TASK REQUIREMENTS
Lift every line from the entries that includes the word "models".

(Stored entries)
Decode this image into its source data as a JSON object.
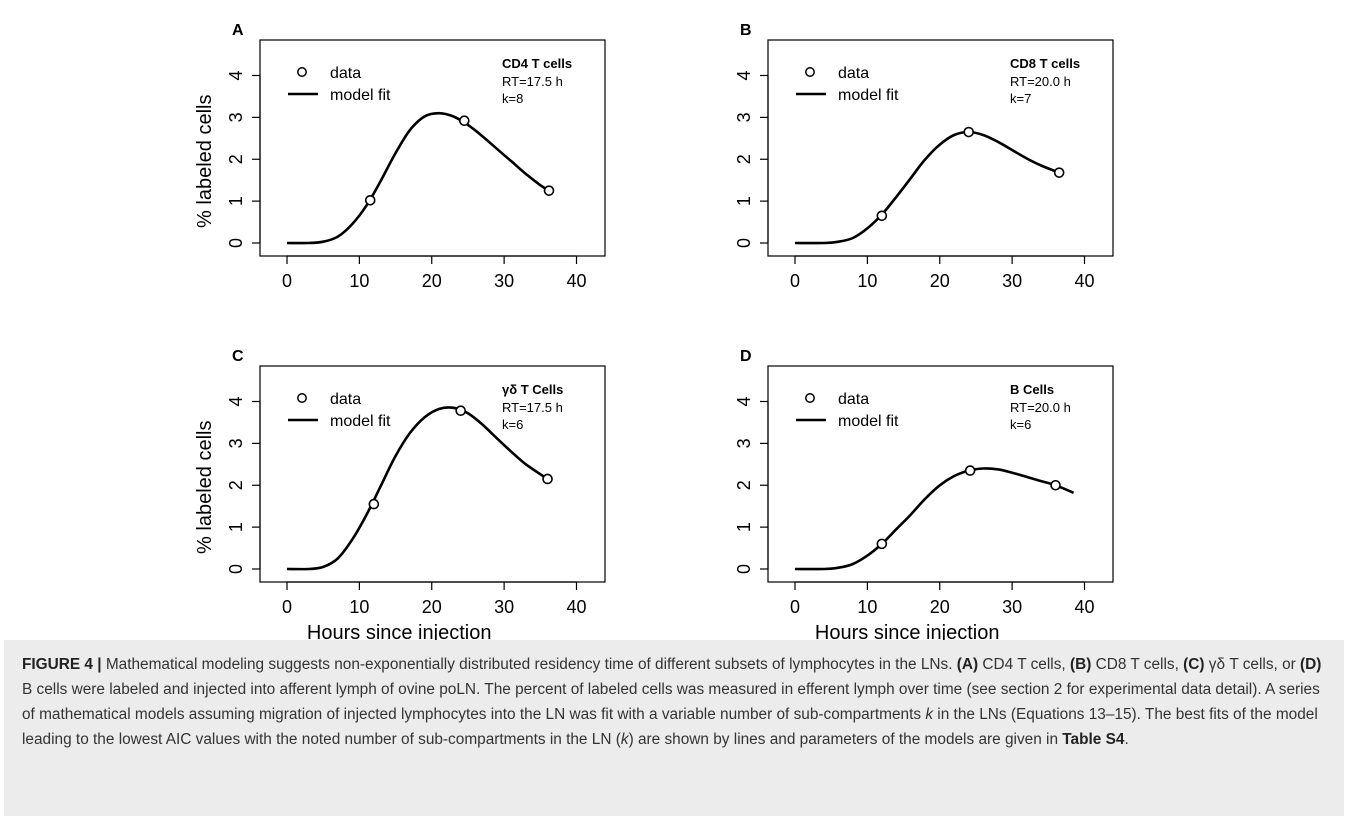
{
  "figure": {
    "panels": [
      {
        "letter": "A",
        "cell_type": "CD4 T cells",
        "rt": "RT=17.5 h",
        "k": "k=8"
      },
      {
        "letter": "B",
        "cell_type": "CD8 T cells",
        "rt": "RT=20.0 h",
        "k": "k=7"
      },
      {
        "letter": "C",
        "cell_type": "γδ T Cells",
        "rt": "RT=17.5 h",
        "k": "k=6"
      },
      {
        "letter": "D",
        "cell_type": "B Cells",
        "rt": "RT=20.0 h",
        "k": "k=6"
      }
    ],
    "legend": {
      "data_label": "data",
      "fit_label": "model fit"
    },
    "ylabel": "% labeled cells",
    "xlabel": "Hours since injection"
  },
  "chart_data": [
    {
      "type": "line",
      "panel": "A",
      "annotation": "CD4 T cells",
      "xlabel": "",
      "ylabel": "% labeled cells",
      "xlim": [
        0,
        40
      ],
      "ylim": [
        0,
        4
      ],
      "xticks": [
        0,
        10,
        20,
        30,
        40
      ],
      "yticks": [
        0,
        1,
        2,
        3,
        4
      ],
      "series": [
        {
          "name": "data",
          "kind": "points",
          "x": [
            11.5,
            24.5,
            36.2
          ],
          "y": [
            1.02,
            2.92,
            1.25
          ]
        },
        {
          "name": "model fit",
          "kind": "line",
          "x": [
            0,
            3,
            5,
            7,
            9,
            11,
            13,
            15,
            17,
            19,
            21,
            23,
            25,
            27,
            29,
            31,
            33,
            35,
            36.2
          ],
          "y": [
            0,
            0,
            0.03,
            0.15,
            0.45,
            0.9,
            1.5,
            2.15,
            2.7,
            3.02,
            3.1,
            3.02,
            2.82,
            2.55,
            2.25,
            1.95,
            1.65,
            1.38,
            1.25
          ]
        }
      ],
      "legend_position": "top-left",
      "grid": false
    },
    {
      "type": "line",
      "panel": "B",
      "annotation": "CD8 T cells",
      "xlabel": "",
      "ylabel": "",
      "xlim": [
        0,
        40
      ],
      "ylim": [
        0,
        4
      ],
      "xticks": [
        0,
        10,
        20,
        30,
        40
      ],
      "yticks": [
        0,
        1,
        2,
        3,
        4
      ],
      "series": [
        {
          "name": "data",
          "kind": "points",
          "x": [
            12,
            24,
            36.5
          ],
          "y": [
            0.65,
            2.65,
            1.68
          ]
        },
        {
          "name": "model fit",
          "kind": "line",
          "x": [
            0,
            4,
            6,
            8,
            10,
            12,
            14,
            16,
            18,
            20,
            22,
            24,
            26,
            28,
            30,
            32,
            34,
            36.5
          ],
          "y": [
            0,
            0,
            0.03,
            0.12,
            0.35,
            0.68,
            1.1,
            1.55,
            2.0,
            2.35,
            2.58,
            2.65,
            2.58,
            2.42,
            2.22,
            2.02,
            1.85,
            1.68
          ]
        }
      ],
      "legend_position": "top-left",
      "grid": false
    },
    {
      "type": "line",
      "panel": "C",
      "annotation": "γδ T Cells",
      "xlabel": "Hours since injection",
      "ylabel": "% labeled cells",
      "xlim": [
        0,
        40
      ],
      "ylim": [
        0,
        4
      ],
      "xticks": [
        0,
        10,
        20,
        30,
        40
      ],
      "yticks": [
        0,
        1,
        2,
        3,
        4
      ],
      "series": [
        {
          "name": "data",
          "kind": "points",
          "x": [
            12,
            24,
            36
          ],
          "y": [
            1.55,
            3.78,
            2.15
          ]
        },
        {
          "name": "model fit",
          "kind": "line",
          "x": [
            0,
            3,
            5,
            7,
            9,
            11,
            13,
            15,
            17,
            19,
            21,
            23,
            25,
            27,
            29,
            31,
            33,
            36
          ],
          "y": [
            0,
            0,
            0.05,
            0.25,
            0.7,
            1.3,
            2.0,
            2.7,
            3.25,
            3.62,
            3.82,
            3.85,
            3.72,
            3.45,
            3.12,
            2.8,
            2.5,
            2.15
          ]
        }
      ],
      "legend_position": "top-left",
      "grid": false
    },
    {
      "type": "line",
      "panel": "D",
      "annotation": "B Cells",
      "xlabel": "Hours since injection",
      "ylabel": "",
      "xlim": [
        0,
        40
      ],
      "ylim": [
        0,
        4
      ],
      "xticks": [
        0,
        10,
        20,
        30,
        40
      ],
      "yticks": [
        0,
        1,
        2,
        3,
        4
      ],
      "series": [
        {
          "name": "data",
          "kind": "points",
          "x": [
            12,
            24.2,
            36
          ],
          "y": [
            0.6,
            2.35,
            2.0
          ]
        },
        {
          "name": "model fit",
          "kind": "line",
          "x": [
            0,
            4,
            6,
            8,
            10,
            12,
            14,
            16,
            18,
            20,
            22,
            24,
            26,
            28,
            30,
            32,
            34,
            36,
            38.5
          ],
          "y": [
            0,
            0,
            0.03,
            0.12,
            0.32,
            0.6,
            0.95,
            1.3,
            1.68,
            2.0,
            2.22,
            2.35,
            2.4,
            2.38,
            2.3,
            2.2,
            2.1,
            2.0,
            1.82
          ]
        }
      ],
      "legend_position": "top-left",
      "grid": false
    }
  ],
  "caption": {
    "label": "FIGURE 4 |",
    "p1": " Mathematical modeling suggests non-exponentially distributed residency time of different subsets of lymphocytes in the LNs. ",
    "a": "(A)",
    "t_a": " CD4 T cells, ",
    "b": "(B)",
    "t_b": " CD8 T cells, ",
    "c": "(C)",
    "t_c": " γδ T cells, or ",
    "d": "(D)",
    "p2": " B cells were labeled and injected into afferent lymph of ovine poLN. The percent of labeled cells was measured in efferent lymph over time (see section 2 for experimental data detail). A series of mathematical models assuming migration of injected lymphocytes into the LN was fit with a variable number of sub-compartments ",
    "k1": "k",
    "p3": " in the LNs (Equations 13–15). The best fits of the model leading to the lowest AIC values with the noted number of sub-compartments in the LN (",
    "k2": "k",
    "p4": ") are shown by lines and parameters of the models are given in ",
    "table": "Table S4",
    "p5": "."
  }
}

ANSWER TO THIS EXERCISE
    "p2": " B cells were labeled and injected into afferent lymph of ovine poLN. The percent of labeled cells was measured in efferent lymph over time (see section 2 for experimental data detail). A series of mathematical models assuming migration of injected lymphocytes into the LN was fit with a variable number of sub-compartments ",
    "p4": ") are shown by lines and parameters of the models are given in ",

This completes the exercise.